Work to complete:
Exactly as given, repeat all of the entries.

## Begin Given data

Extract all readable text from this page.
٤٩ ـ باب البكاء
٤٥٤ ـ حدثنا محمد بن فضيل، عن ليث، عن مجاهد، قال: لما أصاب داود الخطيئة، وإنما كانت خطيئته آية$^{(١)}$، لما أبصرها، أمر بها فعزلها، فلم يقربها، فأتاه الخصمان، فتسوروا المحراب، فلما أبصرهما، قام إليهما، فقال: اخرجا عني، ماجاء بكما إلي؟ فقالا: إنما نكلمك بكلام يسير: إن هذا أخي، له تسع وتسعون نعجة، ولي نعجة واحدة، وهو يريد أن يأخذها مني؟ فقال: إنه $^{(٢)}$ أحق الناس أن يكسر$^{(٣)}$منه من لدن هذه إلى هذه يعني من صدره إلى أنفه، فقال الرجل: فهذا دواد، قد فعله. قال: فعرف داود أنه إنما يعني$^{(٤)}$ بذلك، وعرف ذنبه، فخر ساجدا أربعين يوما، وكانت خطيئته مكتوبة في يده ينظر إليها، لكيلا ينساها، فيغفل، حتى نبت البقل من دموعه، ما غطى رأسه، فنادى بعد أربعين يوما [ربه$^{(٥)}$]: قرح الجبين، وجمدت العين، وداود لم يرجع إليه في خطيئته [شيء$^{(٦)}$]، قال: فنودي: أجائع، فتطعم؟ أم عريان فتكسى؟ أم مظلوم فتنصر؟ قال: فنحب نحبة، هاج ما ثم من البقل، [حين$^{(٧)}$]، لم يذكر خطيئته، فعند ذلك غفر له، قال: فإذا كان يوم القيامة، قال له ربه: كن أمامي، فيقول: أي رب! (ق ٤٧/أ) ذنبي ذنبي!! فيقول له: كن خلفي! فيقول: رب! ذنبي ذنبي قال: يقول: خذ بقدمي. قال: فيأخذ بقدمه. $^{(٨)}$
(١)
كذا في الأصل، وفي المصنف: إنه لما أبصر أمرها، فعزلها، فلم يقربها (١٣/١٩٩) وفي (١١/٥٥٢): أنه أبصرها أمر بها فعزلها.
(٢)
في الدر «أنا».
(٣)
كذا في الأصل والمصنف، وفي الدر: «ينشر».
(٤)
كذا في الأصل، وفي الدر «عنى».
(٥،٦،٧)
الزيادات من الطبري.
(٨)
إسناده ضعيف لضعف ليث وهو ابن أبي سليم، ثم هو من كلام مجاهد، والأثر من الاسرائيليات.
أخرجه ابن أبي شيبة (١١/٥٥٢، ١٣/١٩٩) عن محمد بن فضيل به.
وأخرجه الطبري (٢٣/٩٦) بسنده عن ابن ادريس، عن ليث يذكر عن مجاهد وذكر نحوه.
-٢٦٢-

## End Given data

Completed task:
Extract all readable text from this page.
٤٩ ـ باب البكاء
٤٥٤ ـ حدثنا محمد بن فضيل، عن ليث، عن مجاهد، قال: لما أصاب داود الخطيئة، وإنما كانت خطيئته آية$^{(١)}$، لما أبصرها، أمر بها فعزلها، فلم يقربها، فأتاه الخصمان، فتسوروا المحراب، فلما أبصرهما، قام إليهما، فقال: اخرجا عني، ماجاء بكما إلي؟ فقالا: إنما نكلمك بكلام يسير: إن هذا أخي، له تسع وتسعون نعجة، ولي نعجة واحدة، وهو يريد أن يأخذها مني؟ فقال: إنه $^{(٢)}$ أحق الناس أن يكسر$^{(٣)}$منه من لدن هذه إلى هذه يعني من صدره إلى أنفه، فقال الرجل: فهذا دواد، قد فعله. قال: فعرف داود أنه إنما يعني$^{(٤)}$ بذلك، وعرف ذنبه، فخر ساجدا أربعين يوما، وكانت خطيئته مكتوبة في يده ينظر إليها، لكيلا ينساها، فيغفل، حتى نبت البقل من دموعه، ما غطى رأسه، فنادى بعد أربعين يوما [ربه$^{(٥)}$]: قرح الجبين، وجمدت العين، وداود لم يرجع إليه في خطيئته [شيء$^{(٦)}$]، قال: فنودي: أجائع، فتطعم؟ أم عريان فتكسى؟ أم مظلوم فتنصر؟ قال: فنحب نحبة، هاج ما ثم من البقل، [حين$^{(٧)}$]، لم يذكر خطيئته، فعند ذلك غفر له، قال: فإذا كان يوم القيامة، قال له ربه: كن أمامي، فيقول: أي رب! (ق ٤٧/أ) ذنبي ذنبي!! فيقول له: كن خلفي! فيقول: رب! ذنبي ذنبي قال: يقول: خذ بقدمي. قال: فيأخذ بقدمه. $^{(٨)}$
(١)
كذا في الأصل، وفي المصنف: إنه لما أبصر أمرها، فعزلها، فلم يقربها (١٣/١٩٩) وفي (١١/٥٥٢): أنه أبصرها أمر بها فعزلها.
(٢)
في الدر «أنا».
(٣)
كذا في الأصل والمصنف، وفي الدر: «ينشر».
(٤)
كذا في الأصل، وفي الدر «عنى».
(٥،٦،٧)
الزيادات من الطبري.
(٨)
إسناده ضعيف لضعف ليث وهو ابن أبي سليم، ثم هو من كلام مجاهد، والأثر من الاسرائيليات.
أخرجه ابن أبي شيبة (١١/٥٥٢، ١٣/١٩٩) عن محمد بن فضيل به.
وأخرجه الطبري (٢٣/٩٦) بسنده عن ابن ادريس، عن ليث يذكر عن مجاهد وذكر نحوه.
-٢٦٢-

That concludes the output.